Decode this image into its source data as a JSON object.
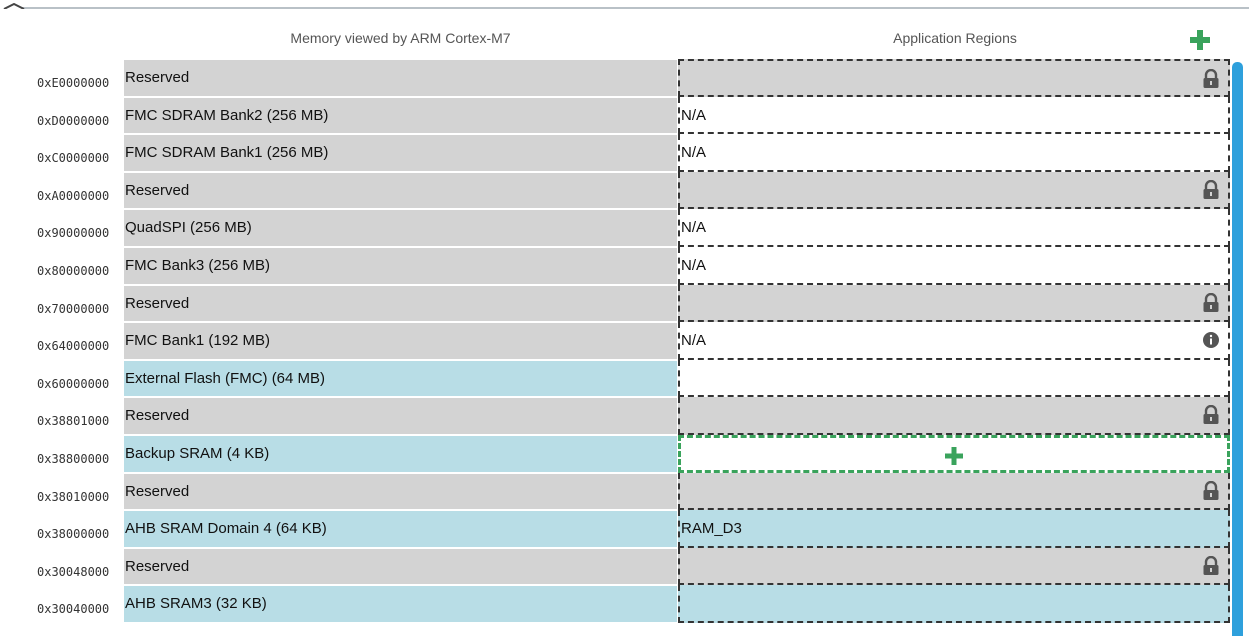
{
  "header": {
    "memory_title": "Memory viewed by ARM Cortex-M7",
    "regions_title": "Application Regions",
    "add_icon": "plus-icon",
    "accent_color": "#3aa35c"
  },
  "colors": {
    "reserved": "#d3d3d3",
    "internal": "#b8dde6",
    "scrollbar": "#2ea0dc"
  },
  "rows": [
    {
      "address": "0xE0000000",
      "memory": "Reserved",
      "kind": "reserved",
      "region": "",
      "region_kind": "locked",
      "icon": "lock-icon"
    },
    {
      "address": "0xD0000000",
      "memory": "FMC SDRAM Bank2 (256 MB)",
      "kind": "ext",
      "region": "N/A",
      "region_kind": "na",
      "icon": ""
    },
    {
      "address": "0xC0000000",
      "memory": "FMC SDRAM Bank1 (256 MB)",
      "kind": "ext",
      "region": "N/A",
      "region_kind": "na",
      "icon": ""
    },
    {
      "address": "0xA0000000",
      "memory": "Reserved",
      "kind": "reserved",
      "region": "",
      "region_kind": "locked",
      "icon": "lock-icon"
    },
    {
      "address": "0x90000000",
      "memory": "QuadSPI (256 MB)",
      "kind": "ext",
      "region": "N/A",
      "region_kind": "na",
      "icon": ""
    },
    {
      "address": "0x80000000",
      "memory": "FMC Bank3 (256 MB)",
      "kind": "ext",
      "region": "N/A",
      "region_kind": "na",
      "icon": ""
    },
    {
      "address": "0x70000000",
      "memory": "Reserved",
      "kind": "reserved",
      "region": "",
      "region_kind": "locked",
      "icon": "lock-icon"
    },
    {
      "address": "0x64000000",
      "memory": "FMC Bank1 (192 MB)",
      "kind": "ext",
      "region": "N/A",
      "region_kind": "na",
      "icon": "info-icon"
    },
    {
      "address": "0x60000000",
      "memory": "External Flash (FMC) (64 MB)",
      "kind": "int",
      "region": "",
      "region_kind": "free",
      "icon": ""
    },
    {
      "address": "0x38801000",
      "memory": "Reserved",
      "kind": "reserved",
      "region": "",
      "region_kind": "locked",
      "icon": "lock-icon"
    },
    {
      "address": "0x38800000",
      "memory": "Backup SRAM (4 KB)",
      "kind": "int",
      "region": "",
      "region_kind": "dropzone",
      "icon": "plus-icon"
    },
    {
      "address": "0x38010000",
      "memory": "Reserved",
      "kind": "reserved",
      "region": "",
      "region_kind": "locked",
      "icon": "lock-icon"
    },
    {
      "address": "0x38000000",
      "memory": "AHB SRAM Domain 4 (64 KB)",
      "kind": "int",
      "region": "RAM_D3",
      "region_kind": "ram",
      "icon": ""
    },
    {
      "address": "0x30048000",
      "memory": "Reserved",
      "kind": "reserved",
      "region": "",
      "region_kind": "locked",
      "icon": "lock-icon"
    },
    {
      "address": "0x30040000",
      "memory": "AHB SRAM3 (32 KB)",
      "kind": "int",
      "region": "",
      "region_kind": "ram",
      "icon": ""
    }
  ]
}
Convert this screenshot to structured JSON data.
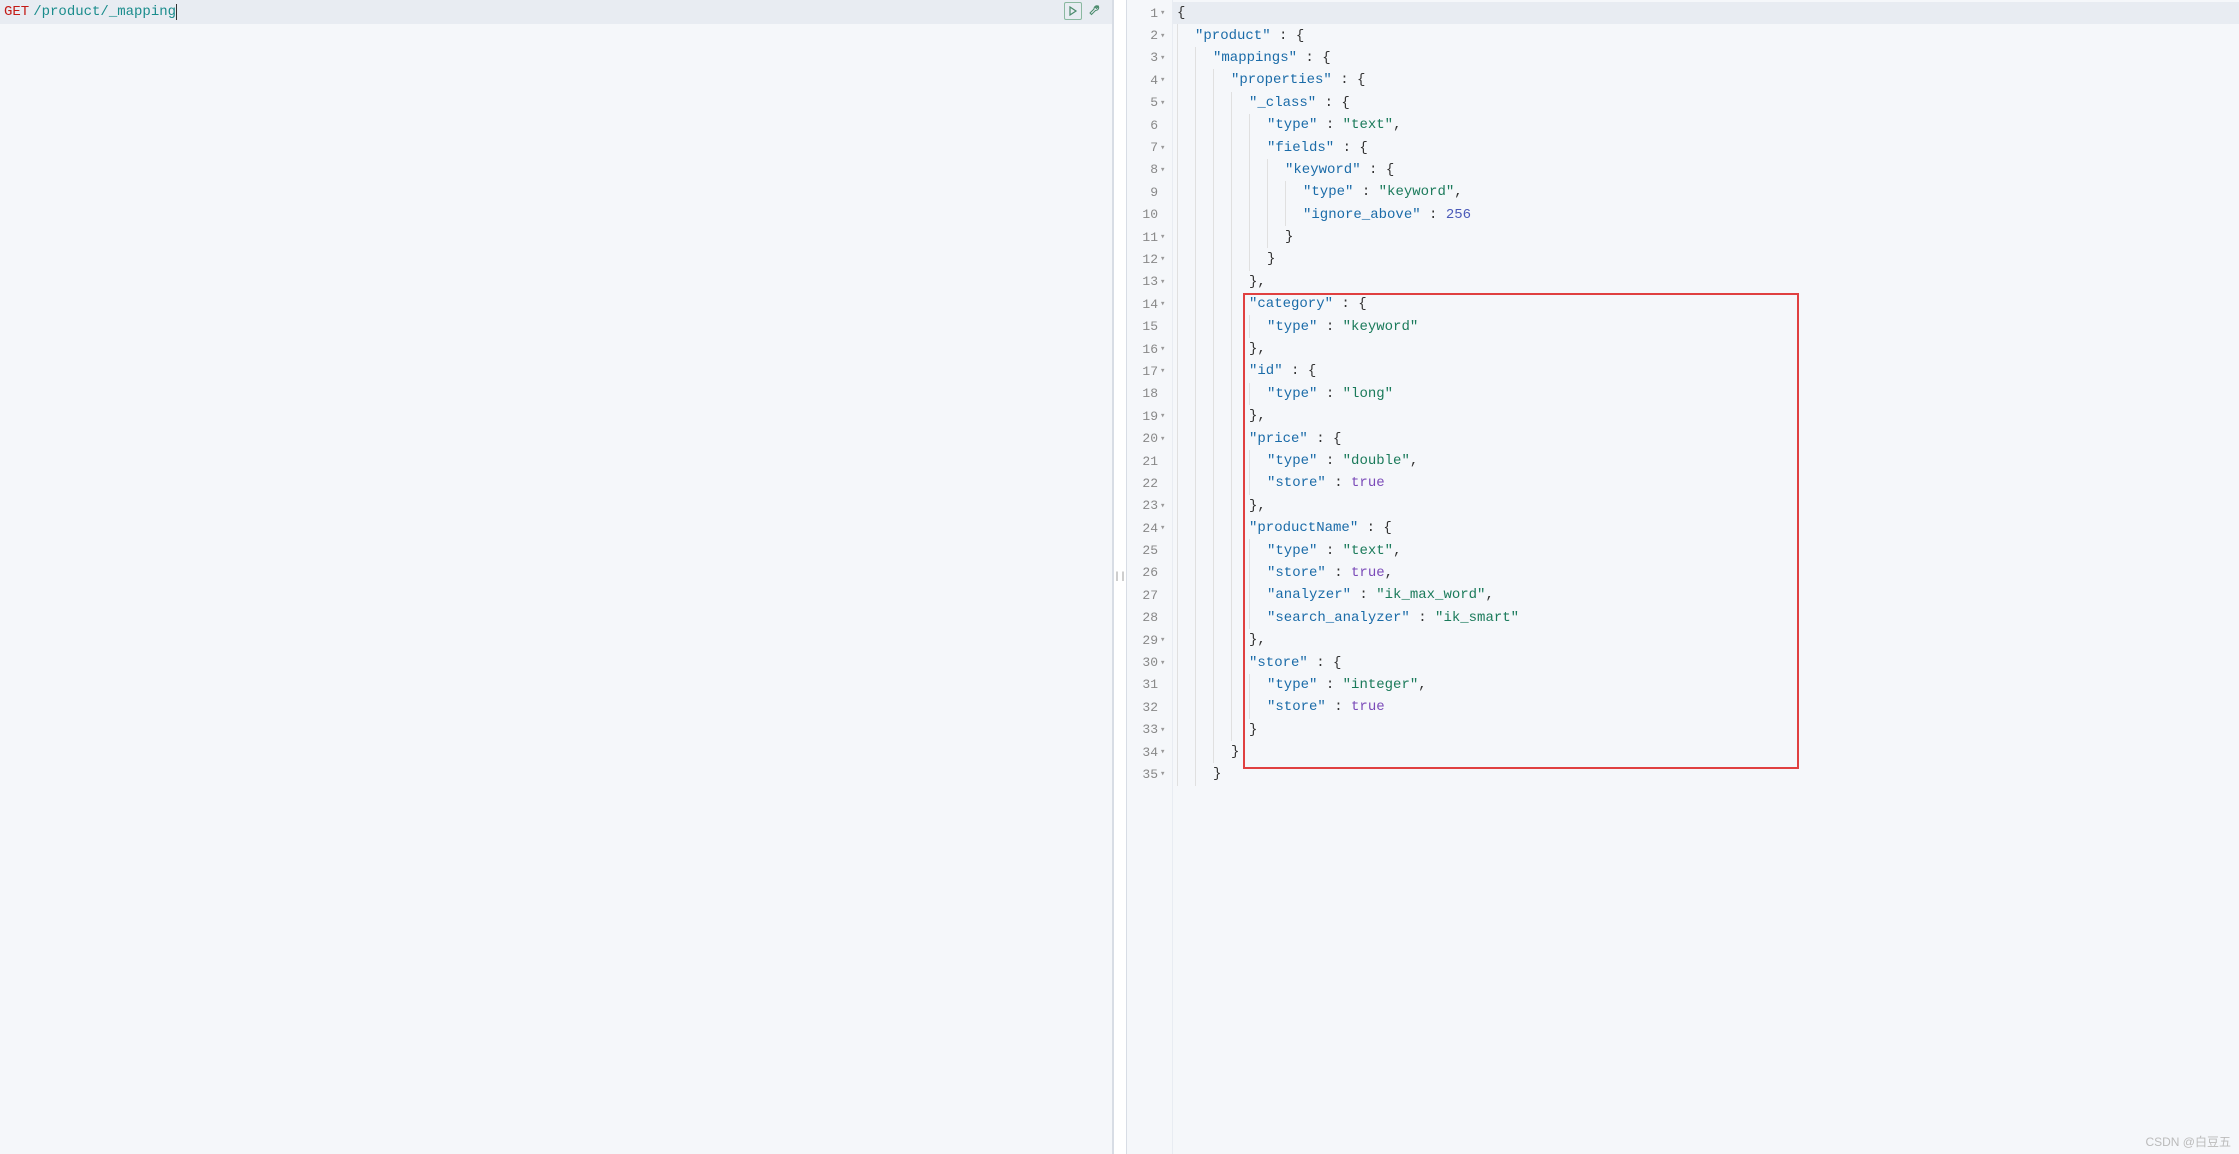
{
  "request": {
    "method": "GET",
    "url": "/product/_mapping"
  },
  "response": {
    "lines": [
      {
        "num": "1",
        "fold": true,
        "highlighted": true,
        "tokens": [
          {
            "t": "punct",
            "v": "{"
          }
        ]
      },
      {
        "num": "2",
        "fold": true,
        "tokens": [
          {
            "t": "indent",
            "n": 1
          },
          {
            "t": "key",
            "v": "\"product\""
          },
          {
            "t": "punct",
            "v": " : {"
          }
        ]
      },
      {
        "num": "3",
        "fold": true,
        "tokens": [
          {
            "t": "indent",
            "n": 2
          },
          {
            "t": "key",
            "v": "\"mappings\""
          },
          {
            "t": "punct",
            "v": " : {"
          }
        ]
      },
      {
        "num": "4",
        "fold": true,
        "tokens": [
          {
            "t": "indent",
            "n": 3
          },
          {
            "t": "key",
            "v": "\"properties\""
          },
          {
            "t": "punct",
            "v": " : {"
          }
        ]
      },
      {
        "num": "5",
        "fold": true,
        "tokens": [
          {
            "t": "indent",
            "n": 4
          },
          {
            "t": "key",
            "v": "\"_class\""
          },
          {
            "t": "punct",
            "v": " : {"
          }
        ]
      },
      {
        "num": "6",
        "tokens": [
          {
            "t": "indent",
            "n": 5
          },
          {
            "t": "key",
            "v": "\"type\""
          },
          {
            "t": "punct",
            "v": " : "
          },
          {
            "t": "string",
            "v": "\"text\""
          },
          {
            "t": "punct",
            "v": ","
          }
        ]
      },
      {
        "num": "7",
        "fold": true,
        "tokens": [
          {
            "t": "indent",
            "n": 5
          },
          {
            "t": "key",
            "v": "\"fields\""
          },
          {
            "t": "punct",
            "v": " : {"
          }
        ]
      },
      {
        "num": "8",
        "fold": true,
        "tokens": [
          {
            "t": "indent",
            "n": 6
          },
          {
            "t": "key",
            "v": "\"keyword\""
          },
          {
            "t": "punct",
            "v": " : {"
          }
        ]
      },
      {
        "num": "9",
        "tokens": [
          {
            "t": "indent",
            "n": 7
          },
          {
            "t": "key",
            "v": "\"type\""
          },
          {
            "t": "punct",
            "v": " : "
          },
          {
            "t": "string",
            "v": "\"keyword\""
          },
          {
            "t": "punct",
            "v": ","
          }
        ]
      },
      {
        "num": "10",
        "tokens": [
          {
            "t": "indent",
            "n": 7
          },
          {
            "t": "key",
            "v": "\"ignore_above\""
          },
          {
            "t": "punct",
            "v": " : "
          },
          {
            "t": "number",
            "v": "256"
          }
        ]
      },
      {
        "num": "11",
        "fold": true,
        "tokens": [
          {
            "t": "indent",
            "n": 6
          },
          {
            "t": "punct",
            "v": "}"
          }
        ]
      },
      {
        "num": "12",
        "fold": true,
        "tokens": [
          {
            "t": "indent",
            "n": 5
          },
          {
            "t": "punct",
            "v": "}"
          }
        ]
      },
      {
        "num": "13",
        "fold": true,
        "tokens": [
          {
            "t": "indent",
            "n": 4
          },
          {
            "t": "punct",
            "v": "},"
          }
        ]
      },
      {
        "num": "14",
        "fold": true,
        "tokens": [
          {
            "t": "indent",
            "n": 4
          },
          {
            "t": "key",
            "v": "\"category\""
          },
          {
            "t": "punct",
            "v": " : {"
          }
        ]
      },
      {
        "num": "15",
        "tokens": [
          {
            "t": "indent",
            "n": 5
          },
          {
            "t": "key",
            "v": "\"type\""
          },
          {
            "t": "punct",
            "v": " : "
          },
          {
            "t": "string",
            "v": "\"keyword\""
          }
        ]
      },
      {
        "num": "16",
        "fold": true,
        "tokens": [
          {
            "t": "indent",
            "n": 4
          },
          {
            "t": "punct",
            "v": "},"
          }
        ]
      },
      {
        "num": "17",
        "fold": true,
        "tokens": [
          {
            "t": "indent",
            "n": 4
          },
          {
            "t": "key",
            "v": "\"id\""
          },
          {
            "t": "punct",
            "v": " : {"
          }
        ]
      },
      {
        "num": "18",
        "tokens": [
          {
            "t": "indent",
            "n": 5
          },
          {
            "t": "key",
            "v": "\"type\""
          },
          {
            "t": "punct",
            "v": " : "
          },
          {
            "t": "string",
            "v": "\"long\""
          }
        ]
      },
      {
        "num": "19",
        "fold": true,
        "tokens": [
          {
            "t": "indent",
            "n": 4
          },
          {
            "t": "punct",
            "v": "},"
          }
        ]
      },
      {
        "num": "20",
        "fold": true,
        "tokens": [
          {
            "t": "indent",
            "n": 4
          },
          {
            "t": "key",
            "v": "\"price\""
          },
          {
            "t": "punct",
            "v": " : {"
          }
        ]
      },
      {
        "num": "21",
        "tokens": [
          {
            "t": "indent",
            "n": 5
          },
          {
            "t": "key",
            "v": "\"type\""
          },
          {
            "t": "punct",
            "v": " : "
          },
          {
            "t": "string",
            "v": "\"double\""
          },
          {
            "t": "punct",
            "v": ","
          }
        ]
      },
      {
        "num": "22",
        "tokens": [
          {
            "t": "indent",
            "n": 5
          },
          {
            "t": "key",
            "v": "\"store\""
          },
          {
            "t": "punct",
            "v": " : "
          },
          {
            "t": "boolean",
            "v": "true"
          }
        ]
      },
      {
        "num": "23",
        "fold": true,
        "tokens": [
          {
            "t": "indent",
            "n": 4
          },
          {
            "t": "punct",
            "v": "},"
          }
        ]
      },
      {
        "num": "24",
        "fold": true,
        "tokens": [
          {
            "t": "indent",
            "n": 4
          },
          {
            "t": "key",
            "v": "\"productName\""
          },
          {
            "t": "punct",
            "v": " : {"
          }
        ]
      },
      {
        "num": "25",
        "tokens": [
          {
            "t": "indent",
            "n": 5
          },
          {
            "t": "key",
            "v": "\"type\""
          },
          {
            "t": "punct",
            "v": " : "
          },
          {
            "t": "string",
            "v": "\"text\""
          },
          {
            "t": "punct",
            "v": ","
          }
        ]
      },
      {
        "num": "26",
        "tokens": [
          {
            "t": "indent",
            "n": 5
          },
          {
            "t": "key",
            "v": "\"store\""
          },
          {
            "t": "punct",
            "v": " : "
          },
          {
            "t": "boolean",
            "v": "true"
          },
          {
            "t": "punct",
            "v": ","
          }
        ]
      },
      {
        "num": "27",
        "tokens": [
          {
            "t": "indent",
            "n": 5
          },
          {
            "t": "key",
            "v": "\"analyzer\""
          },
          {
            "t": "punct",
            "v": " : "
          },
          {
            "t": "string",
            "v": "\"ik_max_word\""
          },
          {
            "t": "punct",
            "v": ","
          }
        ]
      },
      {
        "num": "28",
        "tokens": [
          {
            "t": "indent",
            "n": 5
          },
          {
            "t": "key",
            "v": "\"search_analyzer\""
          },
          {
            "t": "punct",
            "v": " : "
          },
          {
            "t": "string",
            "v": "\"ik_smart\""
          }
        ]
      },
      {
        "num": "29",
        "fold": true,
        "tokens": [
          {
            "t": "indent",
            "n": 4
          },
          {
            "t": "punct",
            "v": "},"
          }
        ]
      },
      {
        "num": "30",
        "fold": true,
        "tokens": [
          {
            "t": "indent",
            "n": 4
          },
          {
            "t": "key",
            "v": "\"store\""
          },
          {
            "t": "punct",
            "v": " : {"
          }
        ]
      },
      {
        "num": "31",
        "tokens": [
          {
            "t": "indent",
            "n": 5
          },
          {
            "t": "key",
            "v": "\"type\""
          },
          {
            "t": "punct",
            "v": " : "
          },
          {
            "t": "string",
            "v": "\"integer\""
          },
          {
            "t": "punct",
            "v": ","
          }
        ]
      },
      {
        "num": "32",
        "tokens": [
          {
            "t": "indent",
            "n": 5
          },
          {
            "t": "key",
            "v": "\"store\""
          },
          {
            "t": "punct",
            "v": " : "
          },
          {
            "t": "boolean",
            "v": "true"
          }
        ]
      },
      {
        "num": "33",
        "fold": true,
        "tokens": [
          {
            "t": "indent",
            "n": 4
          },
          {
            "t": "punct",
            "v": "}"
          }
        ]
      },
      {
        "num": "34",
        "fold": true,
        "tokens": [
          {
            "t": "indent",
            "n": 3
          },
          {
            "t": "punct",
            "v": "}"
          }
        ]
      },
      {
        "num": "35",
        "fold": true,
        "tokens": [
          {
            "t": "indent",
            "n": 2
          },
          {
            "t": "punct",
            "v": "}"
          }
        ]
      }
    ]
  },
  "watermark": "CSDN @白豆五"
}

++++++++++++++++++++

Problem to solve:
Go through the lines above. Select every one that has the string "SDRAM".

Solution for this problem:
      "memory": "FMC SDRAM Bank2 (256 MB)",
      "memory": "FMC SDRAM Bank1 (256 MB)",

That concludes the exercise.